[PROBLEM TO SOLVE]
Can you transcribe every line exactly and leave the pictures behind?
[start of RECORDS FOR THIS EXERCISE]
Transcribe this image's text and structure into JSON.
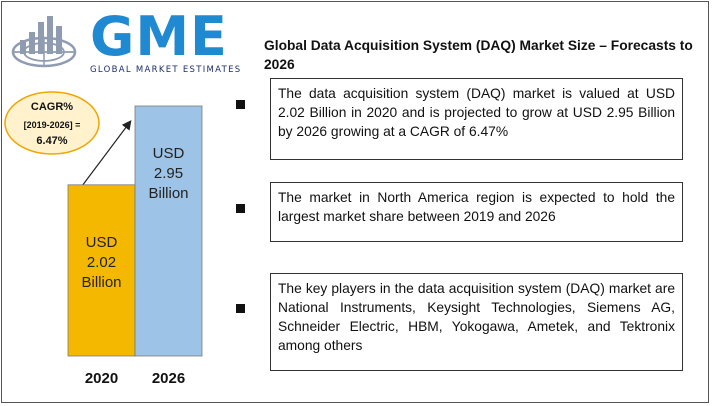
{
  "logo": {
    "letters": "GME",
    "tagline": "GLOBAL MARKET ESTIMATES"
  },
  "title": "Global Data Acquisition System (DAQ) Market Size – Forecasts to 2026",
  "cagr": {
    "line1": "CAGR%",
    "line2": "[2019-2026] =",
    "line3": "6.47%"
  },
  "chart_data": {
    "type": "bar",
    "categories": [
      "2020",
      "2026"
    ],
    "values": [
      2.02,
      2.95
    ],
    "value_labels": [
      [
        "USD",
        "2.02",
        "Billion"
      ],
      [
        "USD",
        "2.95",
        "Billion"
      ]
    ],
    "colors": [
      "#f5b800",
      "#9dc3e6"
    ],
    "title": "",
    "xlabel": "",
    "ylabel": ""
  },
  "facts": [
    "The data acquisition system (DAQ) market is valued at USD 2.02 Billion in 2020 and is projected to grow at USD 2.95 Billion by 2026 growing at a CAGR of 6.47%",
    "The market in North America region is expected to hold the largest market share  between 2019 and 2026",
    "The key players in the data acquisition system (DAQ) market are National Instruments, Keysight Technologies, Siemens AG, Schneider Electric, HBM, Yokogawa, Ametek, and Tektronix  among others"
  ],
  "colors": {
    "logo_blue": "#1f8ad2",
    "logo_dark": "#1a2f6b",
    "cagr_fill": "#fff2cc",
    "cagr_stroke": "#f0a500"
  }
}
[end of RECORDS FOR THIS EXERCISE]
[SOLUTION]
Transcribe this image's text and structure into JSON.
{
  "logo": {
    "letters": "GME",
    "tagline": "GLOBAL MARKET ESTIMATES"
  },
  "title": "Global Data Acquisition System (DAQ) Market Size – Forecasts to 2026",
  "cagr": {
    "line1": "CAGR%",
    "line2": "[2019-2026] =",
    "line3": "6.47%"
  },
  "chart_data": {
    "type": "bar",
    "categories": [
      "2020",
      "2026"
    ],
    "values": [
      2.02,
      2.95
    ],
    "value_labels": [
      [
        "USD",
        "2.02",
        "Billion"
      ],
      [
        "USD",
        "2.95",
        "Billion"
      ]
    ],
    "colors": [
      "#f5b800",
      "#9dc3e6"
    ],
    "title": "",
    "xlabel": "",
    "ylabel": ""
  },
  "facts": [
    "The data acquisition system (DAQ) market is valued at USD 2.02 Billion in 2020 and is projected to grow at USD 2.95 Billion by 2026 growing at a CAGR of 6.47%",
    "The market in North America region is expected to hold the largest market share  between 2019 and 2026",
    "The key players in the data acquisition system (DAQ) market are National Instruments, Keysight Technologies, Siemens AG, Schneider Electric, HBM, Yokogawa, Ametek, and Tektronix  among others"
  ],
  "colors": {
    "logo_blue": "#1f8ad2",
    "logo_dark": "#1a2f6b",
    "cagr_fill": "#fff2cc",
    "cagr_stroke": "#f0a500"
  }
}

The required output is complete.